Stored data entries:
········
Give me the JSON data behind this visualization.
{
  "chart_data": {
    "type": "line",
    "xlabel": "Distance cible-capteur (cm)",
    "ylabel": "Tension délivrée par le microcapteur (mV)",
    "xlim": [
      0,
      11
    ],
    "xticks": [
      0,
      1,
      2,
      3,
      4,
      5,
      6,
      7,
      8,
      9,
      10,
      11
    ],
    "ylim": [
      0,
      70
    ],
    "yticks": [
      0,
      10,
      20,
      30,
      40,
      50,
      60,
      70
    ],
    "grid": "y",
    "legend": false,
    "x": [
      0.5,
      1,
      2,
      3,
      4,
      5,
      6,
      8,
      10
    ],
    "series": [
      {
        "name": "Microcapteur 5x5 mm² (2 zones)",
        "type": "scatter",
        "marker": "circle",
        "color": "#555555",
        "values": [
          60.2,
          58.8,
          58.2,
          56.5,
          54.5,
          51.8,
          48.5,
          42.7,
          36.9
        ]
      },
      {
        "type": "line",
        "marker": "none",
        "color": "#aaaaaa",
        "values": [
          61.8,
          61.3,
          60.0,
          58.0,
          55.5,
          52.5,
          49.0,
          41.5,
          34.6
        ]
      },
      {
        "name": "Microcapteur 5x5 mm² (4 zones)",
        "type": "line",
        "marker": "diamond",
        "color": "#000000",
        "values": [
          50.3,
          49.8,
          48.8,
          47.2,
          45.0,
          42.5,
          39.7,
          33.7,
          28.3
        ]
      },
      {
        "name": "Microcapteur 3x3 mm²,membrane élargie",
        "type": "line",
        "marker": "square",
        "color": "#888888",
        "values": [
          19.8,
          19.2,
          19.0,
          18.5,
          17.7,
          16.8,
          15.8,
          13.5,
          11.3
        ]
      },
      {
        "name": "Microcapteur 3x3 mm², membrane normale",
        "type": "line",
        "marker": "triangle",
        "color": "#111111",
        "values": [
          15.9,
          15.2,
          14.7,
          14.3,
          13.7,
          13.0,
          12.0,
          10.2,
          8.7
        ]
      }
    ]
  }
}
········
▶ TO DO
All records above must be set down exactly, please.

▶ CORRECT RESPONSE
Give me the JSON data behind this visualization.
{
  "chart_data": {
    "type": "line",
    "xlabel": "Distance cible-capteur (cm)",
    "ylabel": "Tension délivrée par le microcapteur (mV)",
    "xlim": [
      0,
      11
    ],
    "xticks": [
      0,
      1,
      2,
      3,
      4,
      5,
      6,
      7,
      8,
      9,
      10,
      11
    ],
    "ylim": [
      0,
      70
    ],
    "yticks": [
      0,
      10,
      20,
      30,
      40,
      50,
      60,
      70
    ],
    "grid": "y",
    "legend": false,
    "x": [
      0.5,
      1,
      2,
      3,
      4,
      5,
      6,
      8,
      10
    ],
    "series": [
      {
        "name": "Microcapteur 5x5 mm² (2 zones)",
        "type": "scatter",
        "marker": "circle",
        "color": "#555555",
        "values": [
          60.2,
          58.8,
          58.2,
          56.5,
          54.5,
          51.8,
          48.5,
          42.7,
          36.9
        ]
      },
      {
        "type": "line",
        "marker": "none",
        "color": "#aaaaaa",
        "values": [
          61.8,
          61.3,
          60.0,
          58.0,
          55.5,
          52.5,
          49.0,
          41.5,
          34.6
        ]
      },
      {
        "name": "Microcapteur 5x5 mm² (4 zones)",
        "type": "line",
        "marker": "diamond",
        "color": "#000000",
        "values": [
          50.3,
          49.8,
          48.8,
          47.2,
          45.0,
          42.5,
          39.7,
          33.7,
          28.3
        ]
      },
      {
        "name": "Microcapteur 3x3 mm²,membrane élargie",
        "type": "line",
        "marker": "square",
        "color": "#888888",
        "values": [
          19.8,
          19.2,
          19.0,
          18.5,
          17.7,
          16.8,
          15.8,
          13.5,
          11.3
        ]
      },
      {
        "name": "Microcapteur 3x3 mm², membrane normale",
        "type": "line",
        "marker": "triangle",
        "color": "#111111",
        "values": [
          15.9,
          15.2,
          14.7,
          14.3,
          13.7,
          13.0,
          12.0,
          10.2,
          8.7
        ]
      }
    ]
  }
}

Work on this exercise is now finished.